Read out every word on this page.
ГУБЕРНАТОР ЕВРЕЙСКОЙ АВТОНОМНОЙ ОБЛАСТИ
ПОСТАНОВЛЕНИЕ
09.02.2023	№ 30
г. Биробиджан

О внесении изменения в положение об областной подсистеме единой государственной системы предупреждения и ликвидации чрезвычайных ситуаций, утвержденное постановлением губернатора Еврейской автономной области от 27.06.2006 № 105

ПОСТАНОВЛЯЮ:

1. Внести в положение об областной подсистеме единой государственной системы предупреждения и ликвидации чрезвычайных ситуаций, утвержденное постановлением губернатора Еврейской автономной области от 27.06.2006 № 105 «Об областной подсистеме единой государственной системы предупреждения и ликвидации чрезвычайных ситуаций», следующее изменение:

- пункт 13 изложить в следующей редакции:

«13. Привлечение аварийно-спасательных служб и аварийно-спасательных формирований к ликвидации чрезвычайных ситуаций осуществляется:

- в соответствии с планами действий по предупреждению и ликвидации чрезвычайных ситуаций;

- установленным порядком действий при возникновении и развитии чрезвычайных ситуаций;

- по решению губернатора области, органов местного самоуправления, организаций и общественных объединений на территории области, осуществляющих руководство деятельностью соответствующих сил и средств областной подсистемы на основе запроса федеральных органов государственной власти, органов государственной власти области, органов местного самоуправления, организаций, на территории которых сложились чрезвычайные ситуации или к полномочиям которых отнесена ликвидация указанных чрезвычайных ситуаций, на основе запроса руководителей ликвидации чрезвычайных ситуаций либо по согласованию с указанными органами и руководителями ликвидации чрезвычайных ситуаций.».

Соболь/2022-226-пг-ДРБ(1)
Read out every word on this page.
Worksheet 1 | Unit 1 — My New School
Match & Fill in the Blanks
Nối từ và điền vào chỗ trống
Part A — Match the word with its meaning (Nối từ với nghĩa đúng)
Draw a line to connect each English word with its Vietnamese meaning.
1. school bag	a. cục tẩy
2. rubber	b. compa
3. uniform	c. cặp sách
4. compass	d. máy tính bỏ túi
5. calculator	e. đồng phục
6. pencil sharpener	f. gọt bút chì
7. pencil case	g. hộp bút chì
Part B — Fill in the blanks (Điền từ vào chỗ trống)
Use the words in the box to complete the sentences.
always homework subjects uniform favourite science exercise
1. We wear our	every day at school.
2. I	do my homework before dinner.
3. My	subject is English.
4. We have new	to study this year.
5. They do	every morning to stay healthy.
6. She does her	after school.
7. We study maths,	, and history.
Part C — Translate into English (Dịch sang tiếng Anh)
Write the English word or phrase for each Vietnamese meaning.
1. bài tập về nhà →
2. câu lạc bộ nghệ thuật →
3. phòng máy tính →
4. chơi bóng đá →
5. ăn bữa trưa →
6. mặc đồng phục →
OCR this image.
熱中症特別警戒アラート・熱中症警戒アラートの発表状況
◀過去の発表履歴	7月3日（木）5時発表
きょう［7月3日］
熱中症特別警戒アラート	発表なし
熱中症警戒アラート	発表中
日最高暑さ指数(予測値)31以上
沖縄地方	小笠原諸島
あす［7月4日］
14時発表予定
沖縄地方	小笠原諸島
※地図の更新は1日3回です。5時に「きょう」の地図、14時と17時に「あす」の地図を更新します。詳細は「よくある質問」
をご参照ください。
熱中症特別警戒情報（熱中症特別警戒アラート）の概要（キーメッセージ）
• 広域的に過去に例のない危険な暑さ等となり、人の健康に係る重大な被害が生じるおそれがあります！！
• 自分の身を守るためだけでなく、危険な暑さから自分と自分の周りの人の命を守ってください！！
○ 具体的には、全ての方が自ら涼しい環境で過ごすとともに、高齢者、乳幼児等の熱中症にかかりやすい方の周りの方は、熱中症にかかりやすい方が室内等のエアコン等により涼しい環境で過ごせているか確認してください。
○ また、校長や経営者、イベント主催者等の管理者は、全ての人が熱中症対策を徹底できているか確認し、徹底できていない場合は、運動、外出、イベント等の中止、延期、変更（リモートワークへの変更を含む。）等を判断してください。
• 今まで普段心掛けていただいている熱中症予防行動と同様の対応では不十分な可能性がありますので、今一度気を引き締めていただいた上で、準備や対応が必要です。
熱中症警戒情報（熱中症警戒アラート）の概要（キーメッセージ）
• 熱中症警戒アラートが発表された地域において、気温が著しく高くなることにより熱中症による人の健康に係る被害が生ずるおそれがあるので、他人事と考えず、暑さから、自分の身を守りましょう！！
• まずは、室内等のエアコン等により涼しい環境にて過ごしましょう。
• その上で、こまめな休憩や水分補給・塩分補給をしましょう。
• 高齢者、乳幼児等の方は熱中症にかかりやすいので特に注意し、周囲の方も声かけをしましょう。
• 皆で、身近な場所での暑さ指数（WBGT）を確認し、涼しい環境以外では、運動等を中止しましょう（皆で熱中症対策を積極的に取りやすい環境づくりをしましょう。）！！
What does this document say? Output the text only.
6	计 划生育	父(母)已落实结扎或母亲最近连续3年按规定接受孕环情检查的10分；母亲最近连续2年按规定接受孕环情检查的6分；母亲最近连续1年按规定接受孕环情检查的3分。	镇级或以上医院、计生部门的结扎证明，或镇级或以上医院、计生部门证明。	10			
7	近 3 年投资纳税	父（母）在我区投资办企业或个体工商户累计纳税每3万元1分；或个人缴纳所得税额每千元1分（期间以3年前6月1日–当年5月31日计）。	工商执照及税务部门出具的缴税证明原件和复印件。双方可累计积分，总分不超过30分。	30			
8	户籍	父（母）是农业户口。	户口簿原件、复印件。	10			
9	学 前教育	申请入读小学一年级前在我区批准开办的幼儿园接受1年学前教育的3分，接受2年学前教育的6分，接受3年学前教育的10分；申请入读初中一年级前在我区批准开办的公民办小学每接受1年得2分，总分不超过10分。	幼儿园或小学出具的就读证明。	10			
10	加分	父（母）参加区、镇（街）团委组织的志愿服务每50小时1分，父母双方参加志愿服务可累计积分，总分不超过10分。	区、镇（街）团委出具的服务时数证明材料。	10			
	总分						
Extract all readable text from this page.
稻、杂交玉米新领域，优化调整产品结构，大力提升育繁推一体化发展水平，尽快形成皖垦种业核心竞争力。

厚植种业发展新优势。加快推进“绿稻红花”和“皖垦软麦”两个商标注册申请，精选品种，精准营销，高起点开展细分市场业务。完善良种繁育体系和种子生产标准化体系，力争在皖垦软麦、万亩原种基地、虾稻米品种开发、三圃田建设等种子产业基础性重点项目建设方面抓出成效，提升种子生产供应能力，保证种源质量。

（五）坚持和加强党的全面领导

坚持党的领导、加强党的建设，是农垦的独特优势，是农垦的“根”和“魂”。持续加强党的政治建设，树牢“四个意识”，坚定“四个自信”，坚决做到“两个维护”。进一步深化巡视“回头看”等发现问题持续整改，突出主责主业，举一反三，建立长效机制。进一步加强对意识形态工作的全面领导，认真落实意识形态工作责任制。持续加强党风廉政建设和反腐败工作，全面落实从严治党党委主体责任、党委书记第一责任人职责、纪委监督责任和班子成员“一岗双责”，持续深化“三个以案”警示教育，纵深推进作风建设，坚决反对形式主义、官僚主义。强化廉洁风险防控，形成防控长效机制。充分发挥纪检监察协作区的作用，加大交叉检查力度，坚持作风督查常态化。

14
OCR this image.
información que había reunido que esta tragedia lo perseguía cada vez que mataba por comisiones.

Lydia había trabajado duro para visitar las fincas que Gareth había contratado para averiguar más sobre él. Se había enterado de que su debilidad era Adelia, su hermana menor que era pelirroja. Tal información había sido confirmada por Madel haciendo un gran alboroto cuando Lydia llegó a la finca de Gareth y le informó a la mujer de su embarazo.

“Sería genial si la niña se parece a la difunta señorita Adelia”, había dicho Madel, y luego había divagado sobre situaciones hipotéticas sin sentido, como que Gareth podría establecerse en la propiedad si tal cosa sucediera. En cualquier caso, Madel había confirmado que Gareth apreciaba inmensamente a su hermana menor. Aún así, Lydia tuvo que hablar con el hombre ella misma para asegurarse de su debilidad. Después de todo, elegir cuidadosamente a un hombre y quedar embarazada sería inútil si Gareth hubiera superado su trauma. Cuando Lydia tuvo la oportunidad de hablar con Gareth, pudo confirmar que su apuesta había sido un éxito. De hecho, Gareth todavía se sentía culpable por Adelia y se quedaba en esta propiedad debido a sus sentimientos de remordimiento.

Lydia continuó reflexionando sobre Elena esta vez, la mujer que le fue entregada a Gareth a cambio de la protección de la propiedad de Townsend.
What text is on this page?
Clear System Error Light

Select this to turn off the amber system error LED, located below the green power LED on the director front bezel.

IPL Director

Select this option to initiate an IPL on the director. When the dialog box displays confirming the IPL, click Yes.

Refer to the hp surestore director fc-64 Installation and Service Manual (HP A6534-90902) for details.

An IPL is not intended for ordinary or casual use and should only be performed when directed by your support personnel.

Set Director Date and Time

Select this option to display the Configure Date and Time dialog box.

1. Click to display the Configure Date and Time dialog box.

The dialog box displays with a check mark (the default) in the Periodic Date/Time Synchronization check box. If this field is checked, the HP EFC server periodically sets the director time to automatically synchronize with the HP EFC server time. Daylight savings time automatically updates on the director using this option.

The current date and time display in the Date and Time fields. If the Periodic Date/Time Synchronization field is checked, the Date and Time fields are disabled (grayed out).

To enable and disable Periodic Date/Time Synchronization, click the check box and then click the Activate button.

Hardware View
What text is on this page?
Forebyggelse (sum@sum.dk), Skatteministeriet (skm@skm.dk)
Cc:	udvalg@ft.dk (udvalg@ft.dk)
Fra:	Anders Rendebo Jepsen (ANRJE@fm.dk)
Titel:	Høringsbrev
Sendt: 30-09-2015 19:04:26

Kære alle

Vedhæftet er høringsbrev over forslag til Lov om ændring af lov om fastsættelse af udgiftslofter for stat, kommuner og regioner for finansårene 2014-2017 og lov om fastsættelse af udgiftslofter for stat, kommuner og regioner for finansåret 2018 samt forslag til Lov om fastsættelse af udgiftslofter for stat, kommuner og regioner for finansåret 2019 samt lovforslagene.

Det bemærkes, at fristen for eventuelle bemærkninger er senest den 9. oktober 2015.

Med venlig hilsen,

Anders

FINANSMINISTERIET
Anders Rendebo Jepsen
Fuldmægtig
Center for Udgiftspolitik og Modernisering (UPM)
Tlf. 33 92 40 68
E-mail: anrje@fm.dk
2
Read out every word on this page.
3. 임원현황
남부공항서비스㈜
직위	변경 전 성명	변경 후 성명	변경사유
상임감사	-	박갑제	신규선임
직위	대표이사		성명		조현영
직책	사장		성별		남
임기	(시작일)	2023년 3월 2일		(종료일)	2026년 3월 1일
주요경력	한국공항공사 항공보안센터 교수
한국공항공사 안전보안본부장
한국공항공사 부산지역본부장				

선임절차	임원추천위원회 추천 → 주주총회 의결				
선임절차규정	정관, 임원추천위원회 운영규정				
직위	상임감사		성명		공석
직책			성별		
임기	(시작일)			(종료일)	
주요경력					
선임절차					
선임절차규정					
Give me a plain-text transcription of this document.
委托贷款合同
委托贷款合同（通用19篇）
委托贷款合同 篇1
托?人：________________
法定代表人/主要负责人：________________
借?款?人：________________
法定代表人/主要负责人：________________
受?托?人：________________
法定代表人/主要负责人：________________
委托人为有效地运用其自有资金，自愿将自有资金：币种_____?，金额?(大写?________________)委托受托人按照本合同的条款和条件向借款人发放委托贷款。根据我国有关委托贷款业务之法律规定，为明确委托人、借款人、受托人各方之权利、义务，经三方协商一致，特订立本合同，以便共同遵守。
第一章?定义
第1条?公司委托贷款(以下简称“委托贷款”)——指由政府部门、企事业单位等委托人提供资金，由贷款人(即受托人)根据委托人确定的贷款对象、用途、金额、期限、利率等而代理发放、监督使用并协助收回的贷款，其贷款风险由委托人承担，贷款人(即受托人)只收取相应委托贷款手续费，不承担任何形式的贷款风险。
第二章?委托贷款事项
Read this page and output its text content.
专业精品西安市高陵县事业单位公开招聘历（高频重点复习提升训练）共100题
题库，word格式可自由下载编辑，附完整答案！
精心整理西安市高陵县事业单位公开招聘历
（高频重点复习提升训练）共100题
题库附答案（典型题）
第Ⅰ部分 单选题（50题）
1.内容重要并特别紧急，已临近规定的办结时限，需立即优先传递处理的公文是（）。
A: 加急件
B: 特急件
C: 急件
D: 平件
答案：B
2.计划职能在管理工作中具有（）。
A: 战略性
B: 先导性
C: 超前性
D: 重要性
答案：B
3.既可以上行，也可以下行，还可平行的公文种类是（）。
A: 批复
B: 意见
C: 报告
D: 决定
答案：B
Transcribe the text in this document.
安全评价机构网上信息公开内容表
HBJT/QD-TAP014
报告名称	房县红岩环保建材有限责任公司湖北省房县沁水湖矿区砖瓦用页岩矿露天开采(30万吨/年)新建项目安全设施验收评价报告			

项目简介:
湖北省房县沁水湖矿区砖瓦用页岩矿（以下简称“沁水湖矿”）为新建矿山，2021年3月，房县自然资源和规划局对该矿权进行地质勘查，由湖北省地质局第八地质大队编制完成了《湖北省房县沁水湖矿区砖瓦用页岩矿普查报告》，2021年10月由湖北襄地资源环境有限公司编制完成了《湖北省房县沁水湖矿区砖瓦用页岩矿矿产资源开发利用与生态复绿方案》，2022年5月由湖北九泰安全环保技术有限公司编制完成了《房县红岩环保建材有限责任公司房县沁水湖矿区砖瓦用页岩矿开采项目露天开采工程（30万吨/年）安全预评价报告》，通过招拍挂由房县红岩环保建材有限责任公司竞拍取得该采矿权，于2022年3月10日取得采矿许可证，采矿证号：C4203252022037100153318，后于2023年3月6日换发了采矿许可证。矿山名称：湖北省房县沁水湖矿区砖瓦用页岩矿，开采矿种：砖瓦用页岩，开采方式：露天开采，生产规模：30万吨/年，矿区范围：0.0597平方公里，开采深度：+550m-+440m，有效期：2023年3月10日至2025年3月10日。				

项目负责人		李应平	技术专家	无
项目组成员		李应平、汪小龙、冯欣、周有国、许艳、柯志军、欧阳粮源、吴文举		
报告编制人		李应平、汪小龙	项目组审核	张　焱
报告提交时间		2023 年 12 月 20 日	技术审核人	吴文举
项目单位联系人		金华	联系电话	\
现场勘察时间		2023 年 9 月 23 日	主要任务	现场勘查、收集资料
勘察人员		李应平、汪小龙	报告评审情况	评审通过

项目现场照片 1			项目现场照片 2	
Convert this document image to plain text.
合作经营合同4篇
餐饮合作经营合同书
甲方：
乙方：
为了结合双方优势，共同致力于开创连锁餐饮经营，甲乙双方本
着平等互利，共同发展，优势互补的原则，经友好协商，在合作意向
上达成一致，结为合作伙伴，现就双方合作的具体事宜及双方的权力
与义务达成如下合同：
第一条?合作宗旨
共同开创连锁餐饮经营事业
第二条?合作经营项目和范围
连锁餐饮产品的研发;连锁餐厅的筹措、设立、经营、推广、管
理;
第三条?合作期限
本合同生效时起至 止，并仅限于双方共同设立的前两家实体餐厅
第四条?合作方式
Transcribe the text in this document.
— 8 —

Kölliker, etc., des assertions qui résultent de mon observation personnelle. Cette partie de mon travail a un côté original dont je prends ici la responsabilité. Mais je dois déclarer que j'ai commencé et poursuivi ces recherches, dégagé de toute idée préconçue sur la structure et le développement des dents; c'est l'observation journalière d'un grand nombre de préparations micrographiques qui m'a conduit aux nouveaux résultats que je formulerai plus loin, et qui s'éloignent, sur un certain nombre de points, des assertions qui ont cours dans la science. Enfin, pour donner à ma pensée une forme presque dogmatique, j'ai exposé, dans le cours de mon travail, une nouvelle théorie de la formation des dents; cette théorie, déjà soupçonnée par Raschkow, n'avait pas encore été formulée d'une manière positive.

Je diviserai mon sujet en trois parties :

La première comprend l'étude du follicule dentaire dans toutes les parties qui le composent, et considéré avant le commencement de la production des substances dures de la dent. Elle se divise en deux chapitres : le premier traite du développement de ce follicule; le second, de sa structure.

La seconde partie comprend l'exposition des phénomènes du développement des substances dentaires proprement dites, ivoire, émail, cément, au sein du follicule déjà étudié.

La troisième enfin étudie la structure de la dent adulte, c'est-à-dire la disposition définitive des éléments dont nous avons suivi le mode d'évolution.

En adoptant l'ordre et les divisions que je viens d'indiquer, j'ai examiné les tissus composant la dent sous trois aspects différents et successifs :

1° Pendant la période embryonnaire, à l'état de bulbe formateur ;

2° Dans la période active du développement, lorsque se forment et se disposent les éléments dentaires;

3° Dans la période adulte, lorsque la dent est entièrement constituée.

= Problem description =
Pick out every line holding the string "información" and return it.

= Response =
información que había reunido que esta tragedia lo perseguía cada vez que mataba por comisiones.
Lydia había trabajado duro para visitar las fincas que Gareth había contratado para averiguar más sobre él. Se había enterado de que su debilidad era Adelia, su hermana menor que era pelirroja. Tal información había sido confirmada por Madel haciendo un gran alboroto cuando Lydia llegó a la finca de Gareth y le informó a la mujer de su embarazo.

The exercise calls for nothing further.